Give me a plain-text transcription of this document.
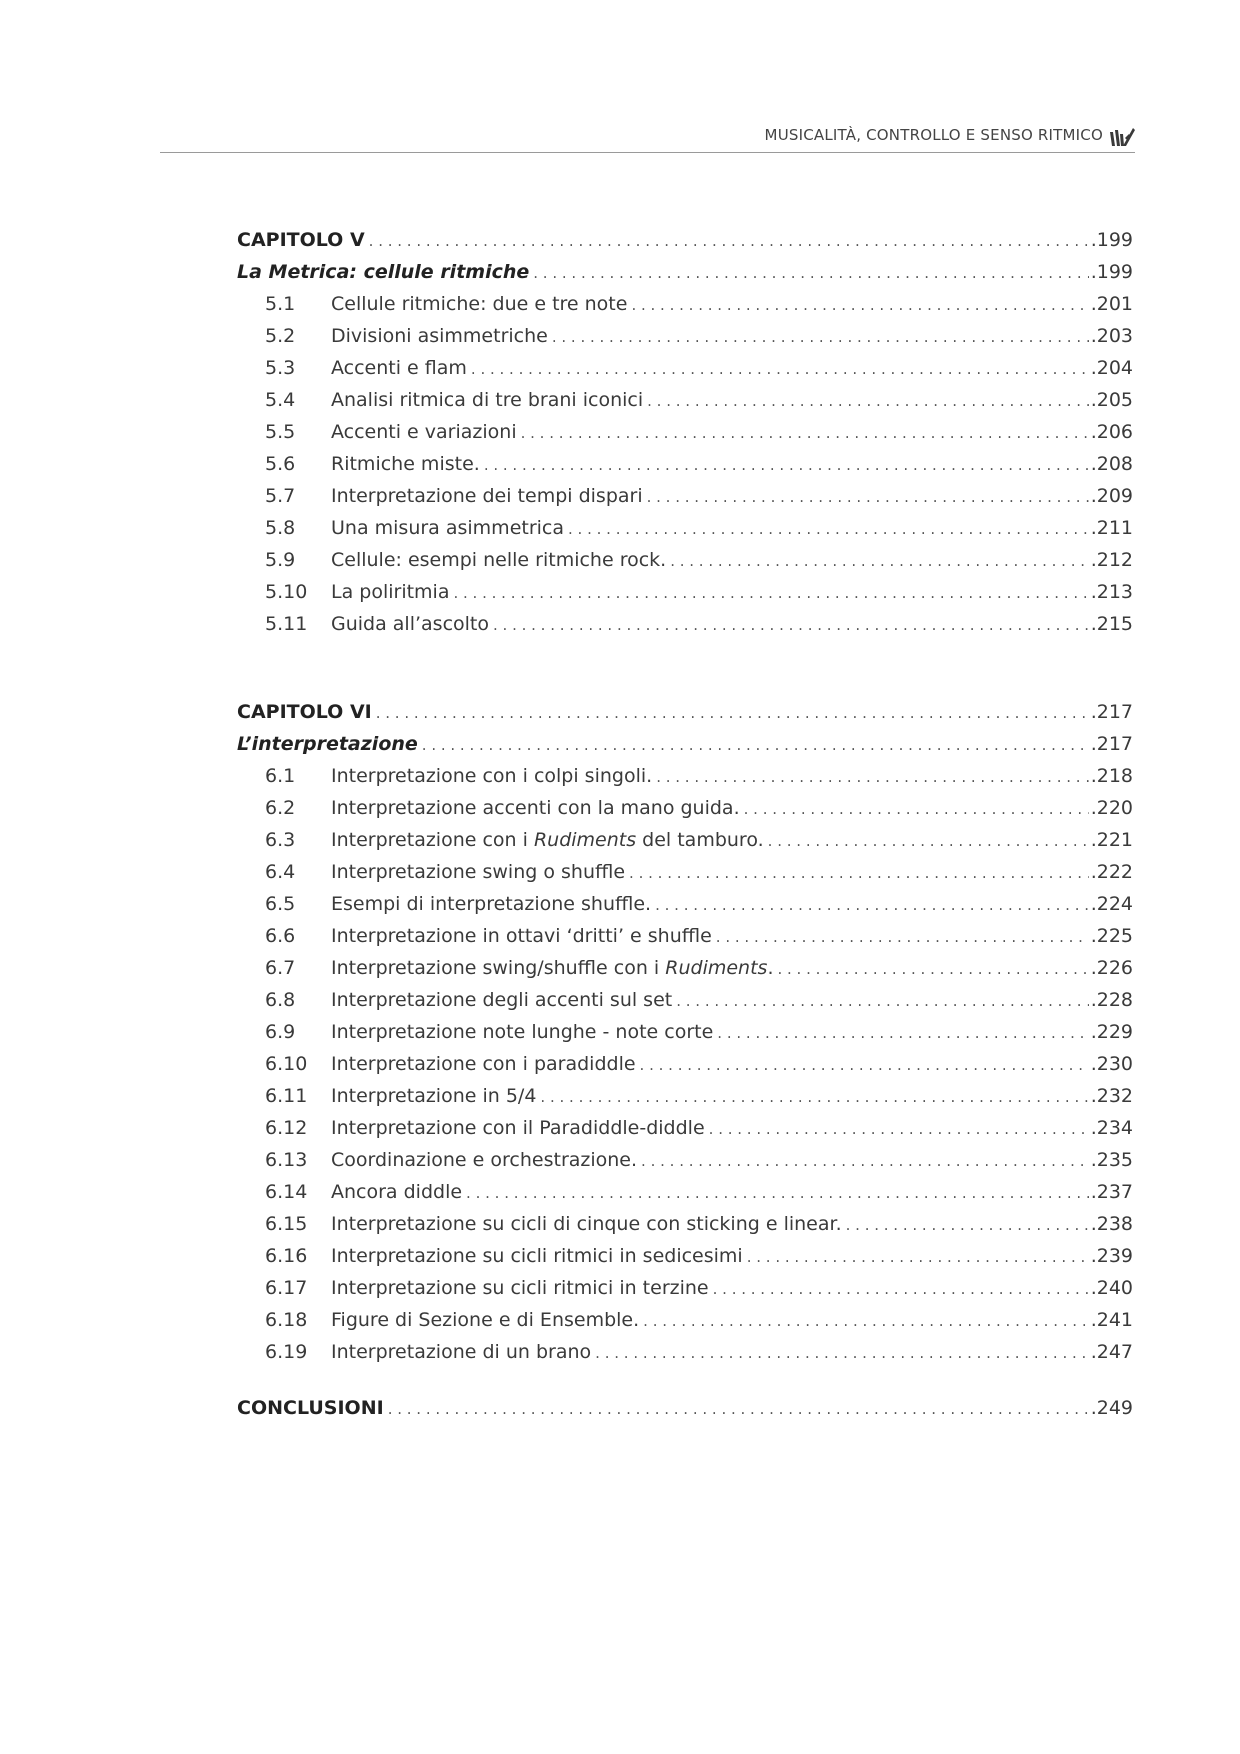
MUSICALITÀ, CONTROLLO E SENSO RITMICO
CAPITOLO V . . .	.199
La Metrica: cellule ritmiche . . .	.199
5.1	Cellule ritmiche: due e tre note . . .	.201
5.2	Divisioni asimmetriche . . .	.203
5.3	Accenti e flam . . .	.204
5.4	Analisi ritmica di tre brani iconici . . .	.205
5.5	Accenti e variazioni . . .	.206
5.6	Ritmiche miste. . . .	.208
5.7	Interpretazione dei tempi dispari . . .	.209
5.8	Una misura asimmetrica . . .	.211
5.9	Cellule: esempi nelle ritmiche rock. . . .	.212
5.10	La poliritmia . . .	.213
5.11	Guida all’ascolto . . .	.215
CAPITOLO VI . . .	.217
L’interpretazione . . .	.217
6.1	Interpretazione con i colpi singoli. . . .	.218
6.2	Interpretazione accenti con la mano guida. . . .	.220
6.3	Interpretazione con i Rudiments del tamburo. . . .	.221
6.4	Interpretazione swing o shuffle . . .	.222
6.5	Esempi di interpretazione shuffle. . . .	.224
6.6	Interpretazione in ottavi ‘dritti’ e shuffle . . .	.225
6.7	Interpretazione swing/shuffle con i Rudiments. . . .	.226
6.8	Interpretazione degli accenti sul set . . .	.228
6.9	Interpretazione note lunghe - note corte . . .	.229
6.10	Interpretazione con i paradiddle . . .	.230
6.11	Interpretazione in 5/4 . . .	.232
6.12	Interpretazione con il Paradiddle-diddle . . .	.234
6.13	Coordinazione e orchestrazione. . . .	.235
6.14	Ancora diddle . . .	.237
6.15	Interpretazione su cicli di cinque con sticking e linear. . . .	.238
6.16	Interpretazione su cicli ritmici in sedicesimi . . .	.239
6.17	Interpretazione su cicli ritmici in terzine . . .	.240
6.18	Figure di Sezione e di Ensemble. . . .	.241
6.19	Interpretazione di un brano . . .	.247
CONCLUSIONI . . .	.249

Problem statement. Sift through the entries and copy every line with "shuffle".

Solution for this exercise.
6.4	Interpretazione swing o shuffle . . .	.222
6.5	Esempi di interpretazione shuffle. . . .	.224
6.6	Interpretazione in ottavi ‘dritti’ e shuffle . . .	.225
6.7	Interpretazione swing/shuffle con i Rudiments. . . .	.226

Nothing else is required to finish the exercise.